** START **
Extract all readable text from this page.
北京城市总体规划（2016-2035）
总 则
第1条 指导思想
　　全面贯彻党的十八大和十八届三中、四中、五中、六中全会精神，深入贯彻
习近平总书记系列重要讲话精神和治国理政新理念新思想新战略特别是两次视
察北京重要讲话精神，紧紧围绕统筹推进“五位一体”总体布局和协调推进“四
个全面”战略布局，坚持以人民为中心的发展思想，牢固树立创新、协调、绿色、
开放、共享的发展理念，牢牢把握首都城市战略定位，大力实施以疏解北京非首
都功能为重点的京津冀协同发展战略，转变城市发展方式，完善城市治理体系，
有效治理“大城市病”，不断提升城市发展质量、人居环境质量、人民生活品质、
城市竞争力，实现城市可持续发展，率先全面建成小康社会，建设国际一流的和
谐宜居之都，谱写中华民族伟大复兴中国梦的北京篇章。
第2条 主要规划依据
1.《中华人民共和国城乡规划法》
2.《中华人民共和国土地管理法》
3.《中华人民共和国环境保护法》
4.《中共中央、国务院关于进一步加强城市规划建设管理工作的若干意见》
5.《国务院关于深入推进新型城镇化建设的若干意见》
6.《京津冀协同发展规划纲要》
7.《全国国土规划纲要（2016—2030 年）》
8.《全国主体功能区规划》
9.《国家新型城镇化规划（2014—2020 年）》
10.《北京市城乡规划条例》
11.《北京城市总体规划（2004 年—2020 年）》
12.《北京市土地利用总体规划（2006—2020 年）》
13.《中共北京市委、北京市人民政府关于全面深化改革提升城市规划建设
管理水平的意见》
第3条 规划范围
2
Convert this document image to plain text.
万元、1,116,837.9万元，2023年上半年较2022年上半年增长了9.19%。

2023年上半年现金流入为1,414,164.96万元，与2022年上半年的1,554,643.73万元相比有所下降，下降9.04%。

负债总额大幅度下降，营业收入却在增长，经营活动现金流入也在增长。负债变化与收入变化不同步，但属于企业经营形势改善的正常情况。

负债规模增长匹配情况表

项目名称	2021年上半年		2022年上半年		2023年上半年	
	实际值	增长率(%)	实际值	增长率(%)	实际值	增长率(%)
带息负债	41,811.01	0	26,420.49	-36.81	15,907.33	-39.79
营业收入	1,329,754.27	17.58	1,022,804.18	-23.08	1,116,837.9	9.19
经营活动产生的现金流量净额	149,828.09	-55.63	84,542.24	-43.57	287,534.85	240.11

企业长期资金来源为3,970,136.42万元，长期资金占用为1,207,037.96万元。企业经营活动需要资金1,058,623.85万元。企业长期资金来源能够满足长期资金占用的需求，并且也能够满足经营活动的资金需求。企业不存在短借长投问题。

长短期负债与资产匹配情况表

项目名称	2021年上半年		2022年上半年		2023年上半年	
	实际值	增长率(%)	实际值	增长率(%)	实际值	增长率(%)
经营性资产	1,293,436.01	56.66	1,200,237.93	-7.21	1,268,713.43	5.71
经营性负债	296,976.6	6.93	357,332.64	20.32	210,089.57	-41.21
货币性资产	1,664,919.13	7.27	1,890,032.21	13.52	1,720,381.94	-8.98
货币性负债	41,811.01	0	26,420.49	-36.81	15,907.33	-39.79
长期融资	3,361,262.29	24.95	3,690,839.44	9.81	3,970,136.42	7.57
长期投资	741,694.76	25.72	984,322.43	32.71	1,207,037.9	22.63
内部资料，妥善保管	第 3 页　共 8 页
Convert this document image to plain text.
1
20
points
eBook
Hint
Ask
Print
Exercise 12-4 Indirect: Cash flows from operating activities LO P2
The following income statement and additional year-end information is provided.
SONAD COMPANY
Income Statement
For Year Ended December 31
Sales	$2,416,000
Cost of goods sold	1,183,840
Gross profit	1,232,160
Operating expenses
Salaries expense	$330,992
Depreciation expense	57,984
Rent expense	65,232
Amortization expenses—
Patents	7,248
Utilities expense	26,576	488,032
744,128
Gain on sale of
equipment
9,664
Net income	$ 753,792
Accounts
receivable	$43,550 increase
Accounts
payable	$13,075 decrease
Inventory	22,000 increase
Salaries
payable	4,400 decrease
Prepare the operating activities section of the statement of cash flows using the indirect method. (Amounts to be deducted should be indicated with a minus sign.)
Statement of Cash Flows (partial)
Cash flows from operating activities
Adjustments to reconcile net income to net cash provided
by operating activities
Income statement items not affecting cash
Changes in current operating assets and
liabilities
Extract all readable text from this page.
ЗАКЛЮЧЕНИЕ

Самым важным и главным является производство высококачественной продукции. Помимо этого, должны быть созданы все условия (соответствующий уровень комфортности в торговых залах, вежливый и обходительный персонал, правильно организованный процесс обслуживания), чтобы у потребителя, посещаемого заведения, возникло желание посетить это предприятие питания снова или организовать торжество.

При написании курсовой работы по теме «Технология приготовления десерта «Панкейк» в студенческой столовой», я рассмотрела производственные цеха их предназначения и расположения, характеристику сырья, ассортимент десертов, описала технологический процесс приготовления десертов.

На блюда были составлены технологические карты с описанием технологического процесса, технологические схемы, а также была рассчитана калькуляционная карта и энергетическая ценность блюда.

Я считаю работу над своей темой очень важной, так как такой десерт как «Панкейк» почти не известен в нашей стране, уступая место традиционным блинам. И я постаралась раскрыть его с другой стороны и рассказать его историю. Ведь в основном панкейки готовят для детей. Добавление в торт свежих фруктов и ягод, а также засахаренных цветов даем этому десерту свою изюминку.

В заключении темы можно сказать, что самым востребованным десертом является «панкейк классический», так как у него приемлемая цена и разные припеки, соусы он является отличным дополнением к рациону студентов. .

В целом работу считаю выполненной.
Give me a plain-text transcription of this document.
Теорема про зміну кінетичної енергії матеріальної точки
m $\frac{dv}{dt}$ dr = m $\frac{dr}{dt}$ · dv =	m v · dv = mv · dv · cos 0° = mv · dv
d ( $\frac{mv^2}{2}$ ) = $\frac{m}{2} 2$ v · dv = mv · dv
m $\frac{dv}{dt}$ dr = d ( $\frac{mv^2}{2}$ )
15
** END **
What is being asked
Search the data above for the string "provided" and return every line that has it.

Written answer
The following income statement and additional year-end information is provided.
Adjustments to reconcile net income to net cash provided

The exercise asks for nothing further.